- Input material:

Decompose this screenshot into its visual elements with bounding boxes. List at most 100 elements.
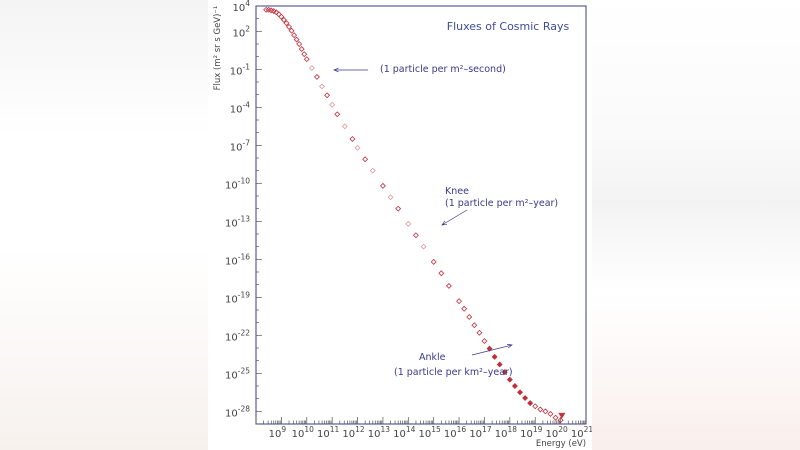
data-point bbox=[517, 389, 523, 396]
data-point bbox=[501, 369, 508, 376]
annotation-label: Ankle bbox=[419, 352, 446, 363]
x-tick-label: 1017 bbox=[469, 425, 492, 440]
data-point bbox=[293, 36, 300, 43]
x-axis-title: Energy (eV) bbox=[536, 439, 586, 449]
data-point bbox=[273, 9, 280, 16]
y-tick-label: 102 bbox=[232, 24, 250, 39]
left-background bbox=[0, 0, 208, 450]
data-point bbox=[491, 353, 498, 360]
y-tick-label: 10-10 bbox=[225, 176, 250, 191]
x-tick-label: 1018 bbox=[495, 425, 518, 440]
data-point bbox=[552, 414, 559, 421]
x-tick-label: 1013 bbox=[368, 425, 391, 440]
data-point bbox=[334, 111, 341, 118]
data-point bbox=[395, 205, 402, 212]
x-tick-label: 1014 bbox=[393, 425, 416, 440]
data-point bbox=[537, 406, 544, 413]
annotation-arrowhead bbox=[333, 67, 339, 73]
data-point bbox=[445, 282, 452, 289]
x-tick-labels: 109 1010 1011 1012 1013 1014 1015 1016 1017 1018 1… bbox=[269, 425, 592, 440]
data-point bbox=[486, 345, 493, 352]
data-point bbox=[557, 417, 564, 424]
cosmic-ray-flux-figure: Fluxes of Cosmic Rays Flux (m² sr s GeV)… bbox=[208, 0, 592, 450]
annotations: (1 particle per m²–second)Knee(1 particl… bbox=[333, 64, 558, 378]
annotation-label: (1 particle per km²–year) bbox=[394, 367, 513, 378]
data-point bbox=[522, 395, 529, 401]
y-tick-label: 10-1 bbox=[230, 62, 250, 77]
data-point bbox=[532, 403, 539, 410]
annotation-label: (1 particle per m²–year) bbox=[445, 198, 558, 209]
data-point bbox=[481, 338, 488, 344]
y-tick-label: 104 bbox=[232, 0, 250, 14]
annotation-arrow bbox=[471, 344, 513, 356]
data-point bbox=[324, 92, 331, 99]
annotation-arrowhead bbox=[507, 343, 513, 349]
data-point bbox=[412, 232, 419, 239]
data-point bbox=[298, 46, 305, 53]
data-points bbox=[263, 6, 566, 424]
annotation-label: Knee bbox=[445, 186, 469, 197]
data-point bbox=[466, 314, 473, 320]
data-point bbox=[308, 65, 315, 72]
x-tick-label: 1020 bbox=[545, 425, 568, 440]
data-point bbox=[341, 123, 348, 130]
data-point bbox=[547, 410, 554, 417]
data-point bbox=[496, 361, 503, 368]
data-point bbox=[319, 83, 325, 90]
data-point bbox=[313, 73, 320, 80]
y-tick-label: 10-25 bbox=[225, 366, 250, 381]
y-tick-labels: 104 102 10-1 10-4 10-7 10-10 10-13 10-16 10-19 10… bbox=[225, 0, 250, 419]
data-point bbox=[296, 41, 303, 47]
annotation-arrowhead bbox=[441, 220, 447, 226]
data-point bbox=[387, 194, 394, 201]
y-tick-label: 10-22 bbox=[225, 328, 250, 343]
x-tick-label: 1012 bbox=[342, 425, 365, 440]
data-point bbox=[420, 243, 427, 250]
y-tick-label: 10-16 bbox=[225, 252, 250, 267]
chart-title: Fluxes of Cosmic Rays bbox=[447, 20, 570, 33]
data-point bbox=[349, 136, 356, 142]
annotation-arrow bbox=[441, 209, 468, 226]
data-point bbox=[558, 412, 566, 419]
y-tick-label: 10-4 bbox=[230, 100, 250, 115]
data-point bbox=[354, 144, 361, 151]
x-tick-label: 109 bbox=[269, 425, 287, 440]
y-tick-label: 10-28 bbox=[225, 404, 250, 419]
y-tick-label: 10-13 bbox=[225, 214, 250, 229]
data-point bbox=[438, 270, 445, 277]
data-point bbox=[301, 51, 308, 58]
data-point bbox=[329, 101, 336, 108]
data-point bbox=[527, 400, 534, 407]
axis-ticks bbox=[255, 5, 586, 425]
x-tick-label: 1010 bbox=[292, 425, 315, 440]
data-point bbox=[288, 27, 295, 34]
data-point bbox=[542, 408, 549, 415]
y-tick-label: 10-19 bbox=[225, 290, 250, 305]
data-point bbox=[303, 56, 310, 63]
x-tick-label: 1021 bbox=[571, 425, 592, 440]
data-point bbox=[286, 23, 292, 30]
x-tick-label: 1019 bbox=[520, 425, 543, 440]
annotation-label: (1 particle per m²–second) bbox=[380, 64, 506, 75]
data-point bbox=[263, 6, 270, 13]
data-point bbox=[379, 182, 386, 189]
data-point bbox=[270, 8, 277, 15]
data-point bbox=[456, 298, 463, 305]
plot-frame bbox=[255, 5, 587, 425]
y-axis-title: Flux (m² sr s GeV)⁻¹ bbox=[213, 6, 223, 91]
data-point bbox=[278, 13, 285, 20]
data-point bbox=[405, 220, 412, 227]
data-point bbox=[369, 167, 376, 174]
data-point bbox=[362, 156, 369, 163]
data-point bbox=[471, 322, 478, 329]
x-tick-label: 1011 bbox=[317, 425, 340, 440]
data-point bbox=[430, 258, 437, 265]
data-point bbox=[291, 32, 298, 39]
x-tick-label: 1016 bbox=[444, 425, 467, 440]
data-point bbox=[511, 383, 518, 389]
flux-chart: Fluxes of Cosmic Rays Flux (m² sr s GeV)… bbox=[213, 0, 592, 449]
data-point bbox=[506, 376, 513, 383]
data-point bbox=[461, 305, 468, 312]
data-point bbox=[283, 20, 290, 27]
right-background bbox=[592, 0, 800, 450]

- Your task:
Output every line of the material above as a JSON list of strings, one string per line. Skip blank lines and leave the picture out.

- Solution to this exercise:
[
  "Decompose this screenshot into its visual elements with bounding boxes. List at most 100 elements.",
  "data-point bbox=[517, 389, 523, 396]",
  "data-point bbox=[501, 369, 508, 376]",
  "annotation-label: Ankle bbox=[419, 352, 446, 363]",
  "x-tick-label: 1017 bbox=[469, 425, 492, 440]",
  "data-point bbox=[293, 36, 300, 43]",
  "x-axis-title: Energy (eV) bbox=[536, 439, 586, 449]",
  "data-point bbox=[273, 9, 280, 16]",
  "y-tick-label: 102 bbox=[232, 24, 250, 39]",
  "left-background bbox=[0, 0, 208, 450]",
  "data-point bbox=[491, 353, 498, 360]",
  "y-tick-label: 10-10 bbox=[225, 176, 250, 191]",
  "x-tick-label: 1018 bbox=[495, 425, 518, 440]",
  "data-point bbox=[552, 414, 559, 421]",
  "x-tick-label: 1013 bbox=[368, 425, 391, 440]",
  "data-point bbox=[334, 111, 341, 118]",
  "data-point bbox=[395, 205, 402, 212]",
  "x-tick-label: 1014 bbox=[393, 425, 416, 440]",
  "data-point bbox=[537, 406, 544, 413]",
  "annotation-arrowhead bbox=[333, 67, 339, 73]",
  "data-point bbox=[445, 282, 452, 289]",
  "x-tick-labels: 109 1010 1011 1012 1013 1014 1015 1016 1017 1018 1… bbox=[269, 425, 592, 440]",
  "data-point bbox=[486, 345, 493, 352]",
  "data-point bbox=[557, 417, 564, 424]",
  "cosmic-ray-flux-figure: Fluxes of Cosmic Rays Flux (m² sr s GeV)… bbox=[208, 0, 592, 450]",
  "annotations: (1 particle per m²–second)Knee(1 particl… bbox=[333, 64, 558, 378]",
  "annotation-label: (1 particle per km²–year) bbox=[394, 367, 513, 378]",
  "data-point bbox=[522, 395, 529, 401]",
  "y-tick-label: 10-1 bbox=[230, 62, 250, 77]",
  "data-point bbox=[532, 403, 539, 410]",
  "annotation-label: (1 particle per m²–year) bbox=[445, 198, 558, 209]",
  "data-point bbox=[481, 338, 488, 344]",
  "y-tick-label: 104 bbox=[232, 0, 250, 14]",
  "annotation-arrow bbox=[471, 344, 513, 356]",
  "data-point bbox=[324, 92, 331, 99]",
  "annotation-arrowhead bbox=[507, 343, 513, 349]",
  "data-point bbox=[412, 232, 419, 239]",
  "data-point bbox=[298, 46, 305, 53]",
  "data-points bbox=[263, 6, 566, 424]",
  "annotation-label: Knee bbox=[445, 186, 469, 197]",
  "data-point bbox=[466, 314, 473, 320]",
  "data-point bbox=[308, 65, 315, 72]",
  "x-tick-label: 1020 bbox=[545, 425, 568, 440]",
  "data-point bbox=[341, 123, 348, 130]",
  "data-point bbox=[547, 410, 554, 417]",
  "data-point bbox=[496, 361, 503, 368]",
  "data-point bbox=[319, 83, 325, 90]",
  "data-point bbox=[313, 73, 320, 80]",
  "y-tick-label: 10-25 bbox=[225, 366, 250, 381]",
  "y-tick-labels: 104 102 10-1 10-4 10-7 10-10 10-13 10-16 10-19 10… bbox=[225, 0, 250, 419]",
  "data-point bbox=[296, 41, 303, 47]",
  "annotation-arrowhead bbox=[441, 220, 447, 226]",
  "data-point bbox=[387, 194, 394, 201]",
  "y-tick-label: 10-22 bbox=[225, 328, 250, 343]",
  "x-tick-label: 1012 bbox=[342, 425, 365, 440]",
  "data-point bbox=[420, 243, 427, 250]",
  "y-tick-label: 10-16 bbox=[225, 252, 250, 267]",
  "chart-title: Fluxes of Cosmic Rays bbox=[447, 20, 570, 33]",
  "data-point bbox=[349, 136, 356, 142]",
  "annotation-arrow bbox=[441, 209, 468, 226]",
  "data-point bbox=[558, 412, 566, 419]",
  "y-tick-label: 10-4 bbox=[230, 100, 250, 115]",
  "data-point bbox=[354, 144, 361, 151]",
  "x-tick-label: 109 bbox=[269, 425, 287, 440]",
  "y-tick-label: 10-28 bbox=[225, 404, 250, 419]",
  "y-tick-label: 10-13 bbox=[225, 214, 250, 229]",
  "data-point bbox=[438, 270, 445, 277]",
  "data-point bbox=[301, 51, 308, 58]",
  "data-point bbox=[329, 101, 336, 108]",
  "data-point bbox=[527, 400, 534, 407]",
  "axis-ticks bbox=[255, 5, 586, 425]",
  "x-tick-label: 1010 bbox=[292, 425, 315, 440]",
  "data-point bbox=[288, 27, 295, 34]",
  "data-point bbox=[542, 408, 549, 415]",
  "y-tick-label: 10-19 bbox=[225, 290, 250, 305]",
  "data-point bbox=[303, 56, 310, 63]",
  "x-tick-label: 1021 bbox=[571, 425, 592, 440]",
  "data-point bbox=[286, 23, 292, 30]",
  "x-tick-label: 1019 bbox=[520, 425, 543, 440]",
  "annotation-label: (1 particle per m²–second) bbox=[380, 64, 506, 75]",
  "data-point bbox=[263, 6, 270, 13]",
  "data-point bbox=[379, 182, 386, 189]",
  "data-point bbox=[270, 8, 277, 15]",
  "data-point bbox=[456, 298, 463, 305]",
  "plot-frame bbox=[255, 5, 587, 425]",
  "y-axis-title: Flux (m² sr s GeV)⁻¹ bbox=[213, 6, 223, 91]",
  "data-point bbox=[278, 13, 285, 20]",
  "data-point bbox=[405, 220, 412, 227]",
  "data-point bbox=[369, 167, 376, 174]",
  "data-point bbox=[362, 156, 369, 163]",
  "data-point bbox=[471, 322, 478, 329]",
  "x-tick-label: 1011 bbox=[317, 425, 340, 440]",
  "data-point bbox=[430, 258, 437, 265]",
  "data-point bbox=[291, 32, 298, 39]",
  "x-tick-label: 1016 bbox=[444, 425, 467, 440]",
  "data-point bbox=[511, 383, 518, 389]",
  "flux-chart: Fluxes of Cosmic Rays Flux (m² sr s GeV)… bbox=[213, 0, 592, 449]",
  "data-point bbox=[506, 376, 513, 383]",
  "data-point bbox=[461, 305, 468, 312]",
  "data-point bbox=[283, 20, 290, 27]",
  "right-background bbox=[592, 0, 800, 450]"
]